_Records excerpted from a collection_
########
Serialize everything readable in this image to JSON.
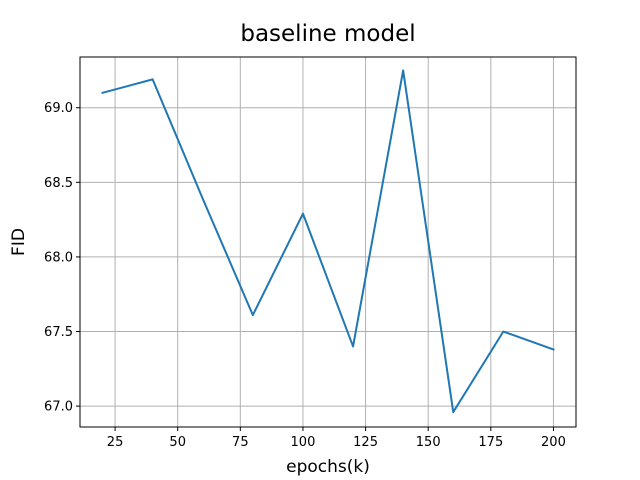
{
  "chart_data": {
    "type": "line",
    "title": "baseline model",
    "xlabel": "epochs(k)",
    "ylabel": "FID",
    "xlim": [
      11,
      209
    ],
    "ylim": [
      66.86,
      69.34
    ],
    "grid": true,
    "xticks": [
      25,
      50,
      75,
      100,
      125,
      150,
      175,
      200
    ],
    "xtick_labels": [
      "25",
      "50",
      "75",
      "100",
      "125",
      "150",
      "175",
      "200"
    ],
    "yticks": [
      67.0,
      67.5,
      68.0,
      68.5,
      69.0
    ],
    "ytick_labels": [
      "67.0",
      "67.5",
      "68.0",
      "68.5",
      "69.0"
    ],
    "series": [
      {
        "color": "#1f77b4",
        "x": [
          20,
          40,
          60,
          80,
          100,
          120,
          140,
          160,
          180,
          200
        ],
        "y": [
          69.1,
          69.19,
          68.39,
          67.61,
          68.29,
          67.4,
          69.25,
          66.96,
          67.5,
          67.38
        ]
      }
    ],
    "colors": {
      "grid": "#b0b0b0",
      "axes": "#000000",
      "background": "#ffffff"
    }
  }
}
########
_WHAT THE TASK ASKS_
In your copy, repeat each record exactly and include no pictures.

_FINISHED ANSWER_
Serialize everything readable in this image to JSON.
{
  "chart_data": {
    "type": "line",
    "title": "baseline model",
    "xlabel": "epochs(k)",
    "ylabel": "FID",
    "xlim": [
      11,
      209
    ],
    "ylim": [
      66.86,
      69.34
    ],
    "grid": true,
    "xticks": [
      25,
      50,
      75,
      100,
      125,
      150,
      175,
      200
    ],
    "xtick_labels": [
      "25",
      "50",
      "75",
      "100",
      "125",
      "150",
      "175",
      "200"
    ],
    "yticks": [
      67.0,
      67.5,
      68.0,
      68.5,
      69.0
    ],
    "ytick_labels": [
      "67.0",
      "67.5",
      "68.0",
      "68.5",
      "69.0"
    ],
    "series": [
      {
        "color": "#1f77b4",
        "x": [
          20,
          40,
          60,
          80,
          100,
          120,
          140,
          160,
          180,
          200
        ],
        "y": [
          69.1,
          69.19,
          68.39,
          67.61,
          68.29,
          67.4,
          69.25,
          66.96,
          67.5,
          67.38
        ]
      }
    ],
    "colors": {
      "grid": "#b0b0b0",
      "axes": "#000000",
      "background": "#ffffff"
    }
  }
}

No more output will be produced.